**PROBLEM REQUIREMENTS**.
Every line with the word "rates" in it should be extracted from the data that follows.

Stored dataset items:
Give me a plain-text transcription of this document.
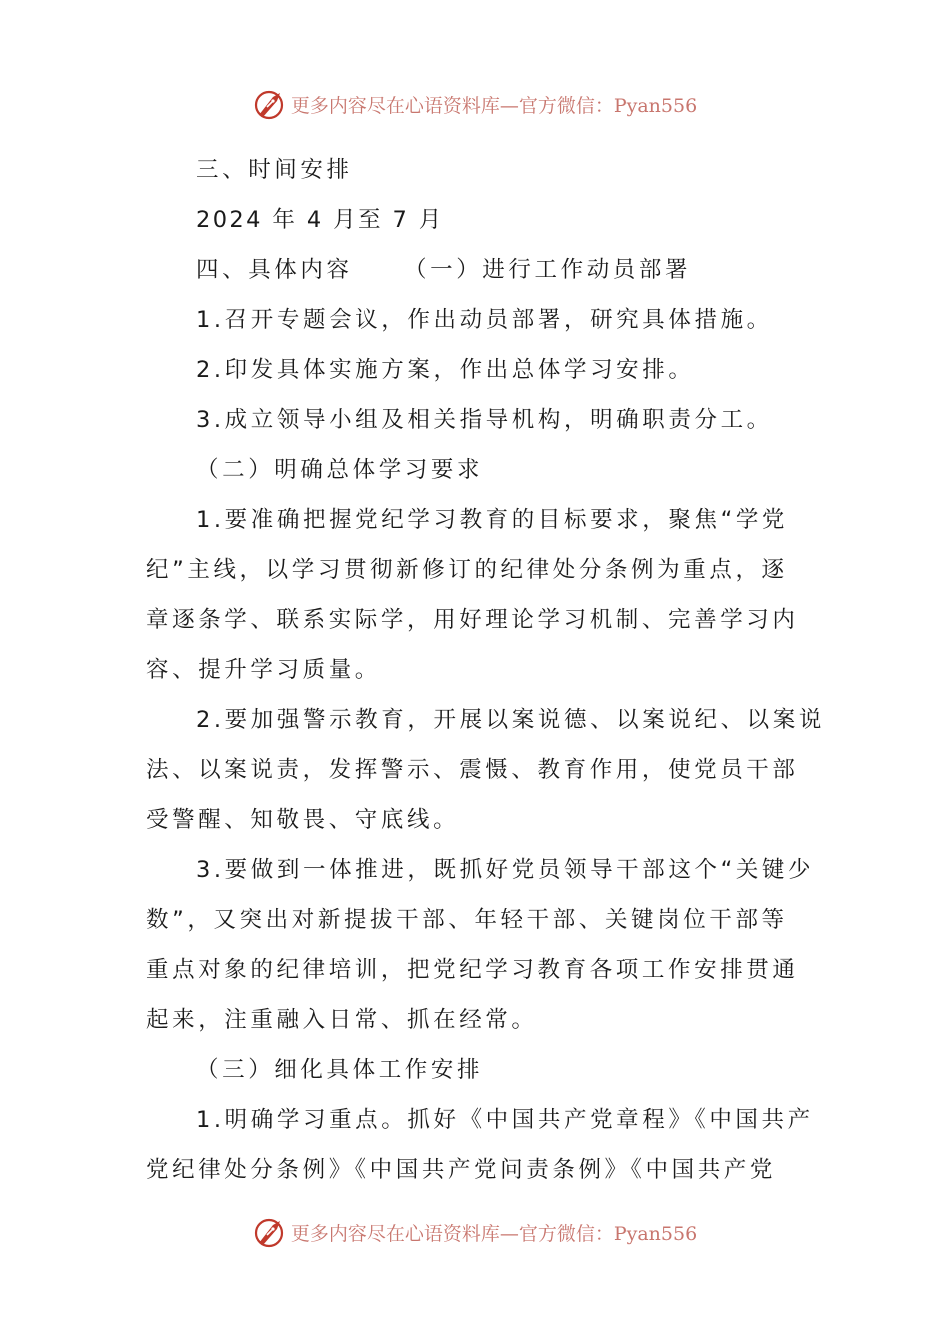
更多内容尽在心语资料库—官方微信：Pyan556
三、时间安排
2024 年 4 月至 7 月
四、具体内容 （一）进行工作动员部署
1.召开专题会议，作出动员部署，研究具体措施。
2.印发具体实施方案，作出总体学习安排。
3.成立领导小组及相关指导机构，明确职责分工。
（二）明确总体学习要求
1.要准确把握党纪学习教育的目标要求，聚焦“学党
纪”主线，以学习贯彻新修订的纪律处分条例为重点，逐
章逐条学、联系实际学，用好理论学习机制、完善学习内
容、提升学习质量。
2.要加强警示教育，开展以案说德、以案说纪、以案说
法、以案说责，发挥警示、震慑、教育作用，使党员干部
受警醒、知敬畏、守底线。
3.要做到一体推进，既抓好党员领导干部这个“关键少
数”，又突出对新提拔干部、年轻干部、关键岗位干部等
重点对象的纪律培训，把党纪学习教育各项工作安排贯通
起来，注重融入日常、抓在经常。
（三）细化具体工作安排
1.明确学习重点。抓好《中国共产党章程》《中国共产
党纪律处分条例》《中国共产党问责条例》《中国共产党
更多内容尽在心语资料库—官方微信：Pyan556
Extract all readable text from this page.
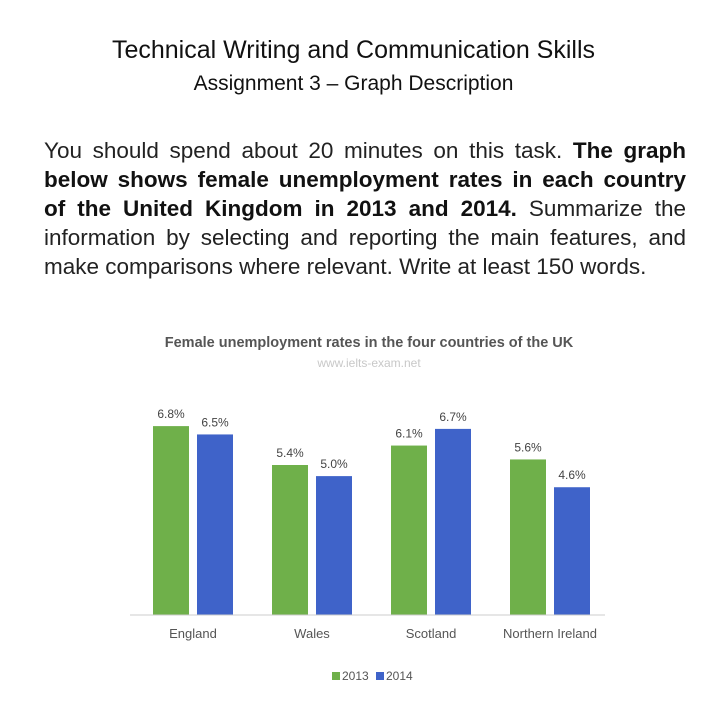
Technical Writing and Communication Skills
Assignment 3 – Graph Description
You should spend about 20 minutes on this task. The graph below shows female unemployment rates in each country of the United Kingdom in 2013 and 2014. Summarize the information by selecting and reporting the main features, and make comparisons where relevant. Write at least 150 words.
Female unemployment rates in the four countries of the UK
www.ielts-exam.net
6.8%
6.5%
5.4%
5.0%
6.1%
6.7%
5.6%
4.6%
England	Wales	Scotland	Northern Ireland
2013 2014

**WRITTEN SOLUTION**.
You should spend about 20 minutes on this task. The graph below shows female unemployment rates in each country of the United Kingdom in 2013 and 2014. Summarize the information by selecting and reporting the main features, and make comparisons where relevant. Write at least 150 words.
Female unemployment rates in the four countries of the UK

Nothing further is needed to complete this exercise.